What is required:
Locate the line that contains "What text is on this page?". Copy it and every following line through the end of the records, exactly, and include nothing else.

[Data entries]
- - - -

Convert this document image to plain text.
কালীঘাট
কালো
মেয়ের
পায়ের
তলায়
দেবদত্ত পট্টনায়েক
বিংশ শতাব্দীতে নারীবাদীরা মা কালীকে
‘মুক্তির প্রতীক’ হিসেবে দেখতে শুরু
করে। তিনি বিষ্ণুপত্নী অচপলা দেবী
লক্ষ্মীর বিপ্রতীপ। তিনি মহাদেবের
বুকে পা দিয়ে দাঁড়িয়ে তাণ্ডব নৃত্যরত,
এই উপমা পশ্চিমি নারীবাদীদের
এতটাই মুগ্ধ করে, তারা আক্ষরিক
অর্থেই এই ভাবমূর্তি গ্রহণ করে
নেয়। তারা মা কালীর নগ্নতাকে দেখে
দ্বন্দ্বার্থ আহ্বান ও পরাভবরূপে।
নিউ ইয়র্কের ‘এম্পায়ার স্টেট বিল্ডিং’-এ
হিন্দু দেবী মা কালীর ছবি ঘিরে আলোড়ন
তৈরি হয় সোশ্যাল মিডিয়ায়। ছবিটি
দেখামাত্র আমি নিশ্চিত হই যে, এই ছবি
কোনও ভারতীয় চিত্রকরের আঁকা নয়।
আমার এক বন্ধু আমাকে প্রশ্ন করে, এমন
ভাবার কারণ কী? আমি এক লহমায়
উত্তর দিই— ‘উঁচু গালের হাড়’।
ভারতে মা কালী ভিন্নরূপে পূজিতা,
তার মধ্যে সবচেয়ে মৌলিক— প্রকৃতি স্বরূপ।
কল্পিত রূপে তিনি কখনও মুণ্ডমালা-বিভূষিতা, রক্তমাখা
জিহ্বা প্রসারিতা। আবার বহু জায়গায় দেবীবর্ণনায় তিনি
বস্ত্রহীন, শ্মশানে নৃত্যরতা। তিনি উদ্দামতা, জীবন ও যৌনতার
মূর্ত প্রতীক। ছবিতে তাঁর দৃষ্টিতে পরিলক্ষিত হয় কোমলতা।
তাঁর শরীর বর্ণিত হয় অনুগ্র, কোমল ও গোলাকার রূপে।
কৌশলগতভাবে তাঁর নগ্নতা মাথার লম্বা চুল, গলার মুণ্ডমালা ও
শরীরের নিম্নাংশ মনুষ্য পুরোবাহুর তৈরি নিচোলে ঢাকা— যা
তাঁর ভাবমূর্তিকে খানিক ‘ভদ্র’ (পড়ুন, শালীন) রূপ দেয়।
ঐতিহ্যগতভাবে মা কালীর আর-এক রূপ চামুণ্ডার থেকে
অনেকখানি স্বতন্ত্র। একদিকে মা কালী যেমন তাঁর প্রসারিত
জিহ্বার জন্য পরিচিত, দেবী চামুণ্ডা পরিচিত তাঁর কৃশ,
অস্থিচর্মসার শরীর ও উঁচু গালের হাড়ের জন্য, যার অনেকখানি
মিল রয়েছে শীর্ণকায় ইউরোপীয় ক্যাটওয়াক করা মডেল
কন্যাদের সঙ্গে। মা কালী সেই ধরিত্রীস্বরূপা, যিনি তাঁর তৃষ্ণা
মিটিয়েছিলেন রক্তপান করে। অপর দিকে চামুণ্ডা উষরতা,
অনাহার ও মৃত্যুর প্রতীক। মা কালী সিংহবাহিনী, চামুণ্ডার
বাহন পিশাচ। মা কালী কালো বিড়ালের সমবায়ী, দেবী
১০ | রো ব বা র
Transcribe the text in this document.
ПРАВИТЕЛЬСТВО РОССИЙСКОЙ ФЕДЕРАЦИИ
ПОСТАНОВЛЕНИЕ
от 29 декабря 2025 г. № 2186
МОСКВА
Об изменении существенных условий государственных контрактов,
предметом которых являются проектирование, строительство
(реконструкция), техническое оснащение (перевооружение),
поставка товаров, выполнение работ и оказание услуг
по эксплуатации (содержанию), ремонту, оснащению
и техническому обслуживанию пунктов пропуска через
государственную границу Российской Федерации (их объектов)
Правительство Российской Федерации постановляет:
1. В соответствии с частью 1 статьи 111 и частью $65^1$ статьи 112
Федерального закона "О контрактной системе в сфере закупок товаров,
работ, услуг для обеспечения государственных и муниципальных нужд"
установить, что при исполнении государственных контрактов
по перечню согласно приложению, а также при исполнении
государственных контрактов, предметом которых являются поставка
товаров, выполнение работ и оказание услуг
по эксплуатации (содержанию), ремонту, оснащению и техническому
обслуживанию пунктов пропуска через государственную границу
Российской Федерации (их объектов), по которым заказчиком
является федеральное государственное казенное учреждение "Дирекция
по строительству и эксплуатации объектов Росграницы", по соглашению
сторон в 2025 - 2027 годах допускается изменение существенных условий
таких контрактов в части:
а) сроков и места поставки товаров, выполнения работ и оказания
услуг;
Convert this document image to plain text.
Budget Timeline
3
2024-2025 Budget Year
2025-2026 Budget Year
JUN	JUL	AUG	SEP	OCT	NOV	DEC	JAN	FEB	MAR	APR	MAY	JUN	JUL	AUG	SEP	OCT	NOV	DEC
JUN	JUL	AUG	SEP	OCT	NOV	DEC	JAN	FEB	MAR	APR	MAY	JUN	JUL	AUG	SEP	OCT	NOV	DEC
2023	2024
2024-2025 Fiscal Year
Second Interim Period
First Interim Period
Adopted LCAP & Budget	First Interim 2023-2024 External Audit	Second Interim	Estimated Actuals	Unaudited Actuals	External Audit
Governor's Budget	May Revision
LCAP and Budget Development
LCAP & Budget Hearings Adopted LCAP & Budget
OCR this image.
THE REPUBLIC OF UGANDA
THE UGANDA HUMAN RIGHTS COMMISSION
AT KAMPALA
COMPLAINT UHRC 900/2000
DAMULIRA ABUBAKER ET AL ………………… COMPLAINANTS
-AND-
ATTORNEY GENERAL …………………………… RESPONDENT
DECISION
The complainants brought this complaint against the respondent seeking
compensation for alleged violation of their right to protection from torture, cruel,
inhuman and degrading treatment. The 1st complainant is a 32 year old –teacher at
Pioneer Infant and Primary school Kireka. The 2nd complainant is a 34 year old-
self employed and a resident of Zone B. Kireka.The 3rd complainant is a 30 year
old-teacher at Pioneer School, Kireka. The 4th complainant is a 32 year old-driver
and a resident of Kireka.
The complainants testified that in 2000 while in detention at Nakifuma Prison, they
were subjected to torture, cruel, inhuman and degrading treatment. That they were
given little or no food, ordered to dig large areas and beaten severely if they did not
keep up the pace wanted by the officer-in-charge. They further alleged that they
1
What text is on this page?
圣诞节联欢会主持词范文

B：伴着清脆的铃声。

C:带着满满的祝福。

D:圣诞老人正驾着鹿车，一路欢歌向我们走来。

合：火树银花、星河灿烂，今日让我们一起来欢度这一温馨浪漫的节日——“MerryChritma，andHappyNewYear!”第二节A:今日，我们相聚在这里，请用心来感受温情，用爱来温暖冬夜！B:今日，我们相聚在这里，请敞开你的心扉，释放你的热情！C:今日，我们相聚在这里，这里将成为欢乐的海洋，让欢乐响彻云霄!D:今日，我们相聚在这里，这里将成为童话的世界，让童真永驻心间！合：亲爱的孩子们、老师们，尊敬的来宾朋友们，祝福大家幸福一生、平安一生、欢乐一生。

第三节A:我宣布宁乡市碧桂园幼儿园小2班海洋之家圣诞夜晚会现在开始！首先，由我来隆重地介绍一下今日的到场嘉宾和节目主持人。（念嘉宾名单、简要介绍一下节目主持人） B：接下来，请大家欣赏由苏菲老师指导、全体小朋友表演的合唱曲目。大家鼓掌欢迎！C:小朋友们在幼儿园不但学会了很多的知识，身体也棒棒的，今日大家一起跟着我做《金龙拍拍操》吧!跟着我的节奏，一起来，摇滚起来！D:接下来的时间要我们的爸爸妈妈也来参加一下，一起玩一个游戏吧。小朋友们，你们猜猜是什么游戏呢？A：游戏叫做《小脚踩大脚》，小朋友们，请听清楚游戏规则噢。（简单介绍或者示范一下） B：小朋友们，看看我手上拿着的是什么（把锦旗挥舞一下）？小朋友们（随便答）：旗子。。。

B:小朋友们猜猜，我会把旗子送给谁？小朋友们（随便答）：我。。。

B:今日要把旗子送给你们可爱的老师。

- - - -

Result for this task:
What text is on this page?
圣诞节联欢会主持词范文

B：伴着清脆的铃声。

C:带着满满的祝福。

D:圣诞老人正驾着鹿车，一路欢歌向我们走来。

合：火树银花、星河灿烂，今日让我们一起来欢度这一温馨浪漫的节日——“MerryChritma，andHappyNewYear!”第二节A:今日，我们相聚在这里，请用心来感受温情，用爱来温暖冬夜！B:今日，我们相聚在这里，请敞开你的心扉，释放你的热情！C:今日，我们相聚在这里，这里将成为欢乐的海洋，让欢乐响彻云霄!D:今日，我们相聚在这里，这里将成为童话的世界，让童真永驻心间！合：亲爱的孩子们、老师们，尊敬的来宾朋友们，祝福大家幸福一生、平安一生、欢乐一生。

第三节A:我宣布宁乡市碧桂园幼儿园小2班海洋之家圣诞夜晚会现在开始！首先，由我来隆重地介绍一下今日的到场嘉宾和节目主持人。（念嘉宾名单、简要介绍一下节目主持人） B：接下来，请大家欣赏由苏菲老师指导、全体小朋友表演的合唱曲目。大家鼓掌欢迎！C:小朋友们在幼儿园不但学会了很多的知识，身体也棒棒的，今日大家一起跟着我做《金龙拍拍操》吧!跟着我的节奏，一起来，摇滚起来！D:接下来的时间要我们的爸爸妈妈也来参加一下，一起玩一个游戏吧。小朋友们，你们猜猜是什么游戏呢？A：游戏叫做《小脚踩大脚》，小朋友们，请听清楚游戏规则噢。（简单介绍或者示范一下） B：小朋友们，看看我手上拿着的是什么（把锦旗挥舞一下）？小朋友们（随便答）：旗子。。。

B:小朋友们猜猜，我会把旗子送给谁？小朋友们（随便答）：我。。。

B:今日要把旗子送给你们可爱的老师。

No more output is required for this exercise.